> _SOURCE PASSAGE_:
——
Why Waves Always Look Better Up the Beach (Instead of Where We're Surfing)

“Should have walked up the beach.”    Photo: Jordan Ramos//Unsplash 


The Inertia

What’s going on down the beach? It’s something surfers do, whether or not you’re aware of it. Our gaze always wanders off to the next best thing (we think). It’s a sliver of tribal knowledge, a ritual, a habit — whatever you want to call it. 

From the shore, it’s a simple error in scoping out a break. 

I first learned about this cultural habit with my father when I was seven years old. We started at the south end parking lot of a NorCal beachbreak, checking it out. The south end looked okay, if not slow. The day itself was average as average can get: 2-3-foot slack wind rollers. No real shape. No real power. Just gliders. Then a set rolled in about 30 yards north of us. It looked better. Something about the angle of the right as it approached us. We wandered north until we could look straight out at it, and waited for that set to return. When it did, the front angle didn’t look so alluring. But the next set, the one breaking another 30 yards north of us, did. We trekked north in this fashion, chasing the rights, until we hit the end of the beach and the cliff that contained it. 

Then the disorder cast its spell in reverse. The very north end looked okay, but that left 30 yards south had promise. We backpedaled the lefts until we returned to go. Back where we started, looking at the same wave on the south end, my father and I laughed and scratched our heads. Months later, somewhere in the guts of an old Surfer’s Journal (or something of da kine), we finally read about it; put a name to the experience. And they called it the “Down-the-Beach Effect.” A false perception. The surfer’s equivalent of the grass is greener. 

Out in the water, it’s not always an experience to laugh off. It can leave you with noodle arms and the disappointment of feeling skunked. Or in my case, both.
——
> _DATASET CONTENT_:

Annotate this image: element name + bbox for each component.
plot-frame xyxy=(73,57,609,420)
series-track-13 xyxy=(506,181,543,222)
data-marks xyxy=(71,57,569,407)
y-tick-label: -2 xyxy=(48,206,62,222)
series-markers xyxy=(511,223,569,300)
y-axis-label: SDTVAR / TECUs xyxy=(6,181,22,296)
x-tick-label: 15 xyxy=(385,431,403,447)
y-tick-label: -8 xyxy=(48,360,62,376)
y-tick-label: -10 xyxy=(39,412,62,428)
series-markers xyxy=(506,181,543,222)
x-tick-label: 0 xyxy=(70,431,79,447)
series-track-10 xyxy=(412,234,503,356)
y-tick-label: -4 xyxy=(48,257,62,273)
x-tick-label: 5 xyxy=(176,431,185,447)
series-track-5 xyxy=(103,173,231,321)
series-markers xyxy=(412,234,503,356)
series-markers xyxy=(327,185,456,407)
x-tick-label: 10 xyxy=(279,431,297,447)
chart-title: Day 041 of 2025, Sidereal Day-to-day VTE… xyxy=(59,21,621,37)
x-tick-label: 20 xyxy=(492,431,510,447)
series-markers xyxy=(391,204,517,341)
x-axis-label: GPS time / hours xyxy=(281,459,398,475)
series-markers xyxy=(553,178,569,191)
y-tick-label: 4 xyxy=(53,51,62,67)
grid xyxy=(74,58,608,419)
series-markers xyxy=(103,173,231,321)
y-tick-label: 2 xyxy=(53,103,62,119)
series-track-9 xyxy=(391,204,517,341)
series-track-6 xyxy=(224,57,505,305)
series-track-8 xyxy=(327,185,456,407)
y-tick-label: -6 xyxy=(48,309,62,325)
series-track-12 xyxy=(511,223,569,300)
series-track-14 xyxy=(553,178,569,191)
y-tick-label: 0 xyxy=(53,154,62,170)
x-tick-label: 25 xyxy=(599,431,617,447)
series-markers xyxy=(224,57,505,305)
——
> _WHAT YOU WILL DO_: Copy the surfing article starting with "Out in the water, it’s" and going on through "my case, both.", replacing "noodle arms" with "tired arms".

> _RESPONSE BOX_:
Out in the water, it’s not always an experience to laugh off. It can leave you with tired arms and the disappointment of feeling skunked. Or in my case, both.